## Goal of the exercise
Check each line of the material below for "JSON", then copy the ones that contain it.
::::
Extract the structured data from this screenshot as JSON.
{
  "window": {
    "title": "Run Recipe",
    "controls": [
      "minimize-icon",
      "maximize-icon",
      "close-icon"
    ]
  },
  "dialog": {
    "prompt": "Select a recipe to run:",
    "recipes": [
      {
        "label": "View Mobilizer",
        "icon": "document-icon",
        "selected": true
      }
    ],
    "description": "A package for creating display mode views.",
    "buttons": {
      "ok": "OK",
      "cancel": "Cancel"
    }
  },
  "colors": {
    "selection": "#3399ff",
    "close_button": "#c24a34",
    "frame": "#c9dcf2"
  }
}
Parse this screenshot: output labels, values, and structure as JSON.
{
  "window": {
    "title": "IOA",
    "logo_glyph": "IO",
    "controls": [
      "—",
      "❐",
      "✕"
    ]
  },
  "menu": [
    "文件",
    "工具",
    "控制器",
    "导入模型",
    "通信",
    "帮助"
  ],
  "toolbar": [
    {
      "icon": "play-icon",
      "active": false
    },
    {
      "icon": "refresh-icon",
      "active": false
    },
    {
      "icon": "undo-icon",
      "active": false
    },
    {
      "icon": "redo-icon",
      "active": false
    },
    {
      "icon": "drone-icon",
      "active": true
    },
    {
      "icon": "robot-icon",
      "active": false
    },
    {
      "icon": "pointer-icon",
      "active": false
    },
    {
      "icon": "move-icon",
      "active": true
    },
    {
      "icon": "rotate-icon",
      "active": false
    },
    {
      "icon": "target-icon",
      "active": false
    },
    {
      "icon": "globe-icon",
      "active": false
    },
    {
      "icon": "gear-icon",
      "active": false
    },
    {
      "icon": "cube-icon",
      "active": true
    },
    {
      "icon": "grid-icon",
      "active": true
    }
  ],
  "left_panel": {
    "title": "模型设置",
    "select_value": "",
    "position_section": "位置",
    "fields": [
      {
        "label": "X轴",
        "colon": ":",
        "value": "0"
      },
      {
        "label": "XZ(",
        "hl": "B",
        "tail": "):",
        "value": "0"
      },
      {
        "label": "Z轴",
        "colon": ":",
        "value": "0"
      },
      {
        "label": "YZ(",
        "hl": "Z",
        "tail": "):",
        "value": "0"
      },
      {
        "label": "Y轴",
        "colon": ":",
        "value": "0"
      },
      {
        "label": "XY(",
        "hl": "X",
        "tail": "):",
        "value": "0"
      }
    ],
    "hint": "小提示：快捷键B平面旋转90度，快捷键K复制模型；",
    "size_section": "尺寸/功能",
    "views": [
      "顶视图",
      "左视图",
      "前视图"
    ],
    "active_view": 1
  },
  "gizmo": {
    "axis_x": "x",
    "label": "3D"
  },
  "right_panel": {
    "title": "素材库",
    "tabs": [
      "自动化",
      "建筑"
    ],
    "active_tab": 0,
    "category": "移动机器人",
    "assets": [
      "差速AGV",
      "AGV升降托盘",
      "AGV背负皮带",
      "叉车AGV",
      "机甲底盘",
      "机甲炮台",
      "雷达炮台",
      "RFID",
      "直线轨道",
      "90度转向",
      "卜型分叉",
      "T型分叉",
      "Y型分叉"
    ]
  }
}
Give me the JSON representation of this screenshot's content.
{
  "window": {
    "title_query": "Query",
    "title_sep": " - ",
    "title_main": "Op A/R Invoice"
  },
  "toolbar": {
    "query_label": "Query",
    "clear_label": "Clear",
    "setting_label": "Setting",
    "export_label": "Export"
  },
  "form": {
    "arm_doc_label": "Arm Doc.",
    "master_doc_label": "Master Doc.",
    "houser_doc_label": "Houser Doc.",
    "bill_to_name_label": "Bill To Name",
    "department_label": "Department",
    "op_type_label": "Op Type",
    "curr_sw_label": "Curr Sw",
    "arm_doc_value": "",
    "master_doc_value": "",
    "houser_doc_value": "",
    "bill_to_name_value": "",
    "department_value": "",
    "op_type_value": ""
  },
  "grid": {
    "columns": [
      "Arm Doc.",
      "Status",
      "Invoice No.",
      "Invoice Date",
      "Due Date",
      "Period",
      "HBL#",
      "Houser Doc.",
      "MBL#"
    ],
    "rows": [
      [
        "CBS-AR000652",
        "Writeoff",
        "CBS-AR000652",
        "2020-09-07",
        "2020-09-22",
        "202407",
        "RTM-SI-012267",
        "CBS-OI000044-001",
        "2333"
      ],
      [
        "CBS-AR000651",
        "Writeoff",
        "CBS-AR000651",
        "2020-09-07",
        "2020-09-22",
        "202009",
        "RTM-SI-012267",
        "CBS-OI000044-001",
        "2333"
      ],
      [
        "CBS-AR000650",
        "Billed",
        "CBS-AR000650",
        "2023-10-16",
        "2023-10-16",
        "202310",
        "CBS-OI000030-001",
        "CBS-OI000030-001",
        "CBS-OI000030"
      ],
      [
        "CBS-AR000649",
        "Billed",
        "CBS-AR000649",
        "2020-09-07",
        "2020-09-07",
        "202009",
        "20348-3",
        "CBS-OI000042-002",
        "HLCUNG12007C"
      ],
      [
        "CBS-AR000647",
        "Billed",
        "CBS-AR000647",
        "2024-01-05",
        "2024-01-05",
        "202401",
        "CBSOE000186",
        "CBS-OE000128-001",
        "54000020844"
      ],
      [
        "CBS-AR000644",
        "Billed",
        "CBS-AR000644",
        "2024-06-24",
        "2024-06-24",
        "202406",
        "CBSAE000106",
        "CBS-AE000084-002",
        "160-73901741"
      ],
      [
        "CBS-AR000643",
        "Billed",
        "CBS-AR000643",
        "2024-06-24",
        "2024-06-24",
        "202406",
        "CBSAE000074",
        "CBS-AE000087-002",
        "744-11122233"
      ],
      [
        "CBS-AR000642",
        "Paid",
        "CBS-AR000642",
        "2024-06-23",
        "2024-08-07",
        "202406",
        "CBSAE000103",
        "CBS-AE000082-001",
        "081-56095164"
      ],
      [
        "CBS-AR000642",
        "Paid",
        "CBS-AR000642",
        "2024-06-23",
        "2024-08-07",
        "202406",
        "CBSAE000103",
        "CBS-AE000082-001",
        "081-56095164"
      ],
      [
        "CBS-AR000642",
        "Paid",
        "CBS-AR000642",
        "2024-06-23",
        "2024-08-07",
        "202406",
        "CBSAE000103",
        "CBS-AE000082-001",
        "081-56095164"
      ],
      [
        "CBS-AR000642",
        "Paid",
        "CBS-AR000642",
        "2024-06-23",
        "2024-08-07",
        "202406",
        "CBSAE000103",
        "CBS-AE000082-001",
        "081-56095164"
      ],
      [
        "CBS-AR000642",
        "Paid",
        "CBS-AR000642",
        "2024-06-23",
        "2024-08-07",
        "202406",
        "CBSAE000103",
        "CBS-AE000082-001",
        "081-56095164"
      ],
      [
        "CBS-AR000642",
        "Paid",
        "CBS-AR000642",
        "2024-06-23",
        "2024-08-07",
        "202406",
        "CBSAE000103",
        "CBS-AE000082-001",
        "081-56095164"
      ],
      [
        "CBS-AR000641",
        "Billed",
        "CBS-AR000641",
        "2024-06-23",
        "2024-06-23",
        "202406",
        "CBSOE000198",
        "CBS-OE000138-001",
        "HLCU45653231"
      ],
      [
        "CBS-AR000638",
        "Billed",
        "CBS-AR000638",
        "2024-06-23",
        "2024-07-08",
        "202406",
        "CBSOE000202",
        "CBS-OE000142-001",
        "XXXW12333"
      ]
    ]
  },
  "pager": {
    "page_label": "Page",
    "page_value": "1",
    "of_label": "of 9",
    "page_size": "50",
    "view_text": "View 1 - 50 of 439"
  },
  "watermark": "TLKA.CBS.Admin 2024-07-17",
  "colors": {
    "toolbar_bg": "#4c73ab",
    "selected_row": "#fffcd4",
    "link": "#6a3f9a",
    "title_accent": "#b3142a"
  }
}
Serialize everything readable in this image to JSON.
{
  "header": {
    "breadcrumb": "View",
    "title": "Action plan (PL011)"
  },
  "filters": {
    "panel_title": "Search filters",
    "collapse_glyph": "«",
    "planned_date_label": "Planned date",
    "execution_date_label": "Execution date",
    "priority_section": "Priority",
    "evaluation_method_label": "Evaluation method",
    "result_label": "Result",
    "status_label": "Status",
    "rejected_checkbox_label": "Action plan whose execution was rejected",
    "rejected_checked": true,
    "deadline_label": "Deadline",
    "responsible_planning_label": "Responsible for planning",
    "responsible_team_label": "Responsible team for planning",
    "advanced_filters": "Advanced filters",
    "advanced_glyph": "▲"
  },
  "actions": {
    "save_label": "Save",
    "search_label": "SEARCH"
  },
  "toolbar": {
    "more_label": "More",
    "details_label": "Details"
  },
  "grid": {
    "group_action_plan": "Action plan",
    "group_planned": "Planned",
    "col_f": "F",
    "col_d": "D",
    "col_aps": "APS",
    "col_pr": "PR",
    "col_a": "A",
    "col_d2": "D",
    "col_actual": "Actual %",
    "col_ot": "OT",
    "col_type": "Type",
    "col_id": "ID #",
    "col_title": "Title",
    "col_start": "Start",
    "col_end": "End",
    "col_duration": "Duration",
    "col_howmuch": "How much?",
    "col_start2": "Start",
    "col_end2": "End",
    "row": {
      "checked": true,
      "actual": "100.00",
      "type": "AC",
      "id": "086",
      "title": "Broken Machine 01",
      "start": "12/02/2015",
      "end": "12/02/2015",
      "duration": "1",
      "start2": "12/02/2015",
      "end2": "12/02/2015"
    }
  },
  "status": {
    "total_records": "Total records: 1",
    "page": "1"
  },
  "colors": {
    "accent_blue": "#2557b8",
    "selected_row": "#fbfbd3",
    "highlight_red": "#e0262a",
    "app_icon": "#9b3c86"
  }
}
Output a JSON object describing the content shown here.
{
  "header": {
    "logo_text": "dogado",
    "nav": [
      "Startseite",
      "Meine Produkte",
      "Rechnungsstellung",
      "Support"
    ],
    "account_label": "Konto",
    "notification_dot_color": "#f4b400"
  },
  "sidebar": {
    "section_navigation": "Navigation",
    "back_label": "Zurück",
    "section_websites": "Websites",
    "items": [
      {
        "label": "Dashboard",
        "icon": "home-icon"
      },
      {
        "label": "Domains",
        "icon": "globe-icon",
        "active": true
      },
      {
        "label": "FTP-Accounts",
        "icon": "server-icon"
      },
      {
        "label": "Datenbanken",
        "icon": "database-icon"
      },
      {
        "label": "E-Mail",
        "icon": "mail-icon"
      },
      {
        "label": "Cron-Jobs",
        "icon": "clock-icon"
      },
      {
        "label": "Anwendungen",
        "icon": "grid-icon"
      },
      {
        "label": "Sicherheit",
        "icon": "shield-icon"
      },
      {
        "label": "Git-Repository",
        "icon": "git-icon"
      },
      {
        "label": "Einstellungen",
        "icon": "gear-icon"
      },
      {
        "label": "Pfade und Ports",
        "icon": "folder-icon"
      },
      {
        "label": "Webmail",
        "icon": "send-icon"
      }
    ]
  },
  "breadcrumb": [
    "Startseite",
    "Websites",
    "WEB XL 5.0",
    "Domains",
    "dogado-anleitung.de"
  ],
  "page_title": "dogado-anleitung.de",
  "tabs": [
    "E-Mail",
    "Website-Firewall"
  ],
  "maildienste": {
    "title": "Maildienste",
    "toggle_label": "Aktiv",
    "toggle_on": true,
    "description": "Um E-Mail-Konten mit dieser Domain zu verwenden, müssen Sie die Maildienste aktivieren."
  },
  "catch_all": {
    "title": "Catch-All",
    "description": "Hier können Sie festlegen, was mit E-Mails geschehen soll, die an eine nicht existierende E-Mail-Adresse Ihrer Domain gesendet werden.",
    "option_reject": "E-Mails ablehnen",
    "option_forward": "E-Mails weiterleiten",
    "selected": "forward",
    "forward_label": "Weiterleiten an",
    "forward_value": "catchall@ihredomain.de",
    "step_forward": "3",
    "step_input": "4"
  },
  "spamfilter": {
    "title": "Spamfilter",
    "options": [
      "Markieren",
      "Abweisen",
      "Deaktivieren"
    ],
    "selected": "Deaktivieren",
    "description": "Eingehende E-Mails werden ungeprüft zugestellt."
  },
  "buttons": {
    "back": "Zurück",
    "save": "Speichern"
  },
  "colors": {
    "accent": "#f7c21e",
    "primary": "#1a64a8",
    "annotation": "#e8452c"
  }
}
::::
## The output
Extract the structured data from this screenshot as JSON.
Parse this screenshot: output labels, values, and structure as JSON.
Give me the JSON representation of this screenshot's content.
Serialize everything readable in this image to JSON.
Output a JSON object describing the content shown here.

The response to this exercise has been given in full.